Quote all lines below exactly. Images stay out.
begin
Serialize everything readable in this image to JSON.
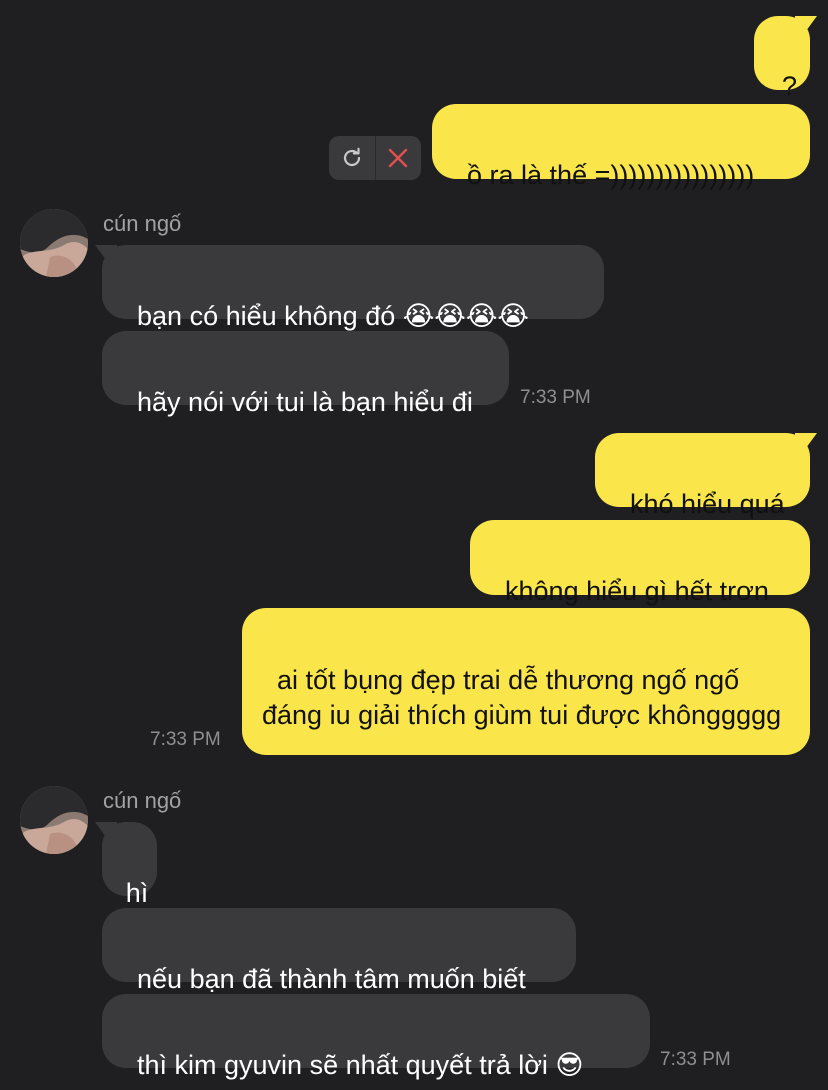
{
  "messages": [
    {
      "text": "?"
    },
    {
      "text": "ồ ra là thế =))))))))))))))))"
    },
    {
      "text": "bạn có hiểu không đó 😭😭😭😭"
    },
    {
      "text": "hãy nói với tui là bạn hiểu đi"
    },
    {
      "text": "khó hiểu quá"
    },
    {
      "text": "không hiểu gì hết trơn"
    },
    {
      "text": "ai tốt bụng đẹp trai dễ thương ngố ngố đáng iu giải thích giùm tui được khônggggg"
    },
    {
      "text": "hì"
    },
    {
      "text": "nếu bạn đã thành tâm muốn biết"
    },
    {
      "text": "thì kim gyuvin sẽ nhất quyết trả lời 😎"
    }
  ],
  "timestamps": [
    "7:33 PM",
    "7:33 PM",
    "7:33 PM"
  ],
  "sender_names": [
    "cún ngố",
    "cún ngố"
  ],
  "failed_actions": {
    "retry_icon": "refresh-icon",
    "delete_icon": "close-icon"
  },
  "colors": {
    "background": "#1f1f21",
    "outgoing_bubble": "#fae54a",
    "incoming_bubble": "#3a3a3c",
    "timestamp": "#8e8e93",
    "delete_x": "#e0504f"
  }
}
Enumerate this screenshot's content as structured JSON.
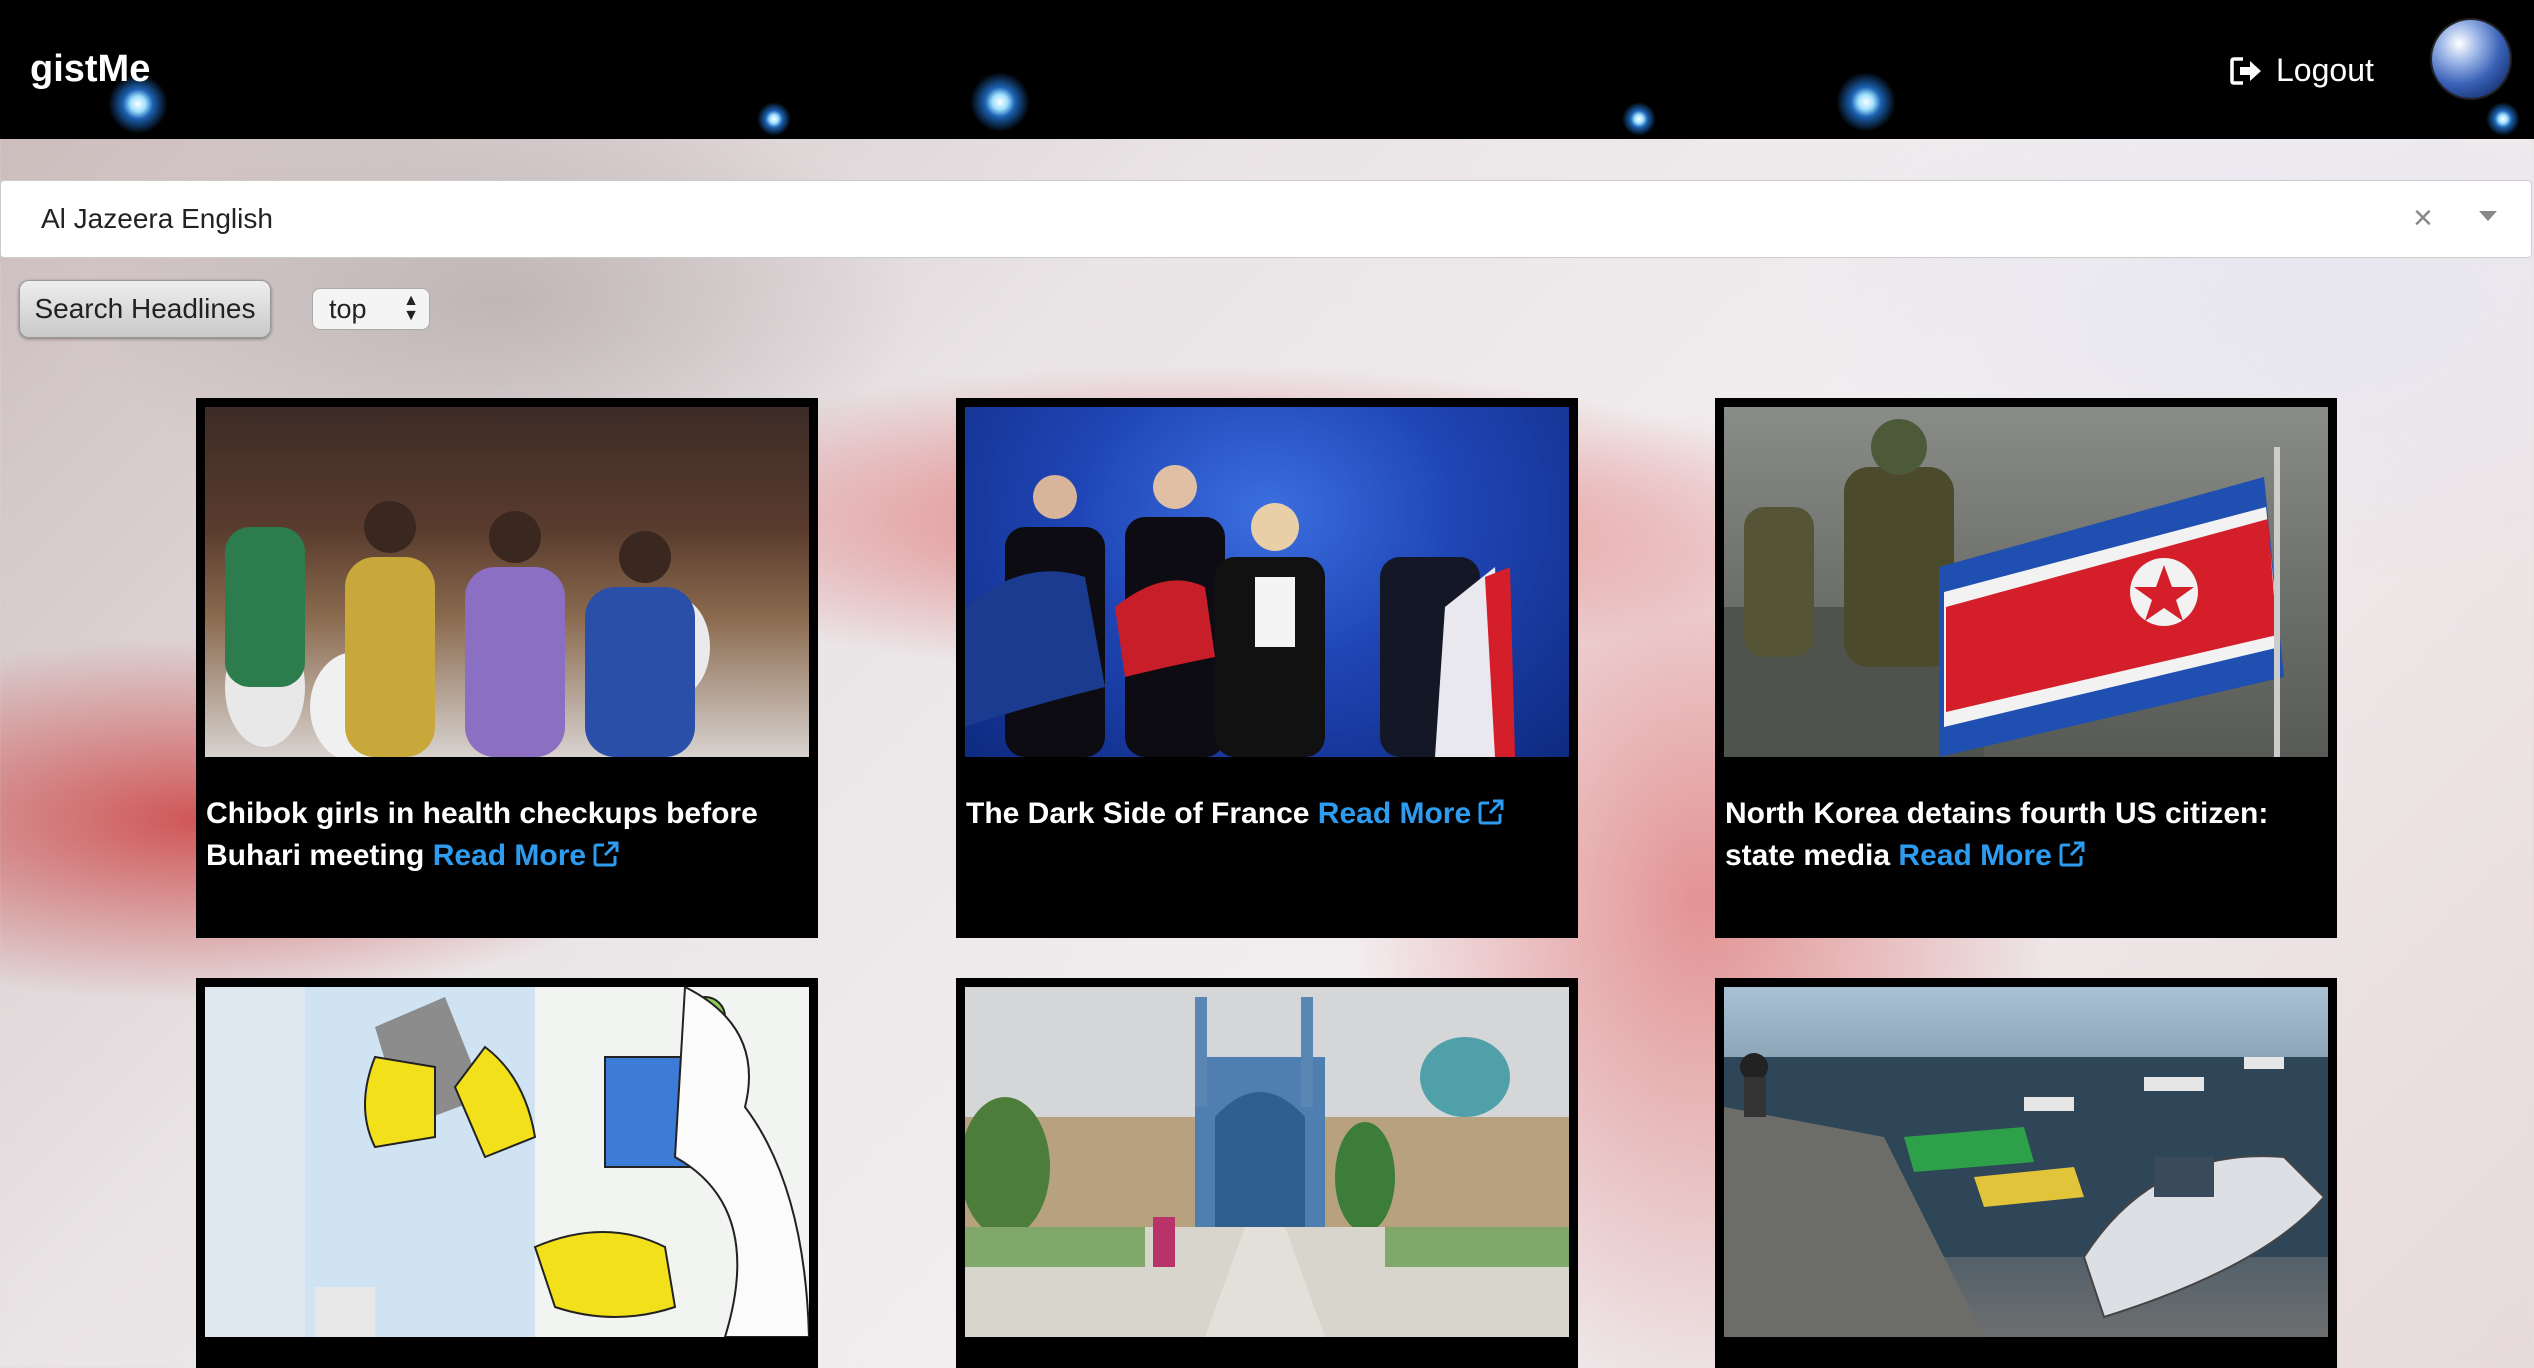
{
  "header": {
    "brand": "gistMe",
    "logout_label": "Logout"
  },
  "source_select": {
    "value": "Al Jazeera English",
    "clear_symbol": "×"
  },
  "controls": {
    "search_label": "Search Headlines",
    "sort_value": "top",
    "sort_arrows": "▴▾"
  },
  "articles": [
    {
      "title": "Chibok girls in health checkups before Buhari meeting",
      "link_label": "Read More",
      "image": "chibok-girls-photo"
    },
    {
      "title": "The Dark Side of France",
      "link_label": "Read More",
      "image": "le-pen-rally-photo"
    },
    {
      "title": "North Korea detains fourth US citizen: state media",
      "link_label": "Read More",
      "image": "north-korea-flag-photo"
    },
    {
      "title": "",
      "link_label": "",
      "image": "cleaning-illustration"
    },
    {
      "title": "",
      "link_label": "",
      "image": "isfahan-mosque-photo"
    },
    {
      "title": "",
      "link_label": "",
      "image": "fishing-boats-photo"
    }
  ]
}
end
> Written solution:
Serialize everything readable in this image to JSON.
{
  "messages": [
    {
      "text": "?"
    },
    {
      "text": "ồ ra là thế =))))))))))))))))"
    },
    {
      "text": "bạn có hiểu không đó 😭😭😭😭"
    },
    {
      "text": "hãy nói với tui là bạn hiểu đi"
    },
    {
      "text": "khó hiểu quá"
    },
    {
      "text": "không hiểu gì hết trơn"
    },
    {
      "text": "ai tốt bụng đẹp trai dễ thương ngố ngố đáng iu giải thích giùm tui được khônggggg"
    },
    {
      "text": "hì"
    },
    {
      "text": "nếu bạn đã thành tâm muốn biết"
    },
    {
      "text": "thì kim gyuvin sẽ nhất quyết trả lời 😎"
    }
  ],
  "timestamps": [
    "7:33 PM",
    "7:33 PM",
    "7:33 PM"
  ],
  "sender_names": [
    "cún ngố",
    "cún ngố"
  ],
  "failed_actions": {
    "retry_icon": "refresh-icon",
    "delete_icon": "close-icon"
  },
  "colors": {
    "background": "#1f1f21",
    "outgoing_bubble": "#fae54a",
    "incoming_bubble": "#3a3a3c",
    "timestamp": "#8e8e93",
    "delete_x": "#e0504f"
  }
}
Enumerate this screenshot's content as structured JSON.
{
  "header": {
    "brand": "gistMe",
    "logout_label": "Logout"
  },
  "source_select": {
    "value": "Al Jazeera English",
    "clear_symbol": "×"
  },
  "controls": {
    "search_label": "Search Headlines",
    "sort_value": "top",
    "sort_arrows": "▴▾"
  },
  "articles": [
    {
      "title": "Chibok girls in health checkups before Buhari meeting",
      "link_label": "Read More",
      "image": "chibok-girls-photo"
    },
    {
      "title": "The Dark Side of France",
      "link_label": "Read More",
      "image": "le-pen-rally-photo"
    },
    {
      "title": "North Korea detains fourth US citizen: state media",
      "link_label": "Read More",
      "image": "north-korea-flag-photo"
    },
    {
      "title": "",
      "link_label": "",
      "image": "cleaning-illustration"
    },
    {
      "title": "",
      "link_label": "",
      "image": "isfahan-mosque-photo"
    },
    {
      "title": "",
      "link_label": "",
      "image": "fishing-boats-photo"
    }
  ]
}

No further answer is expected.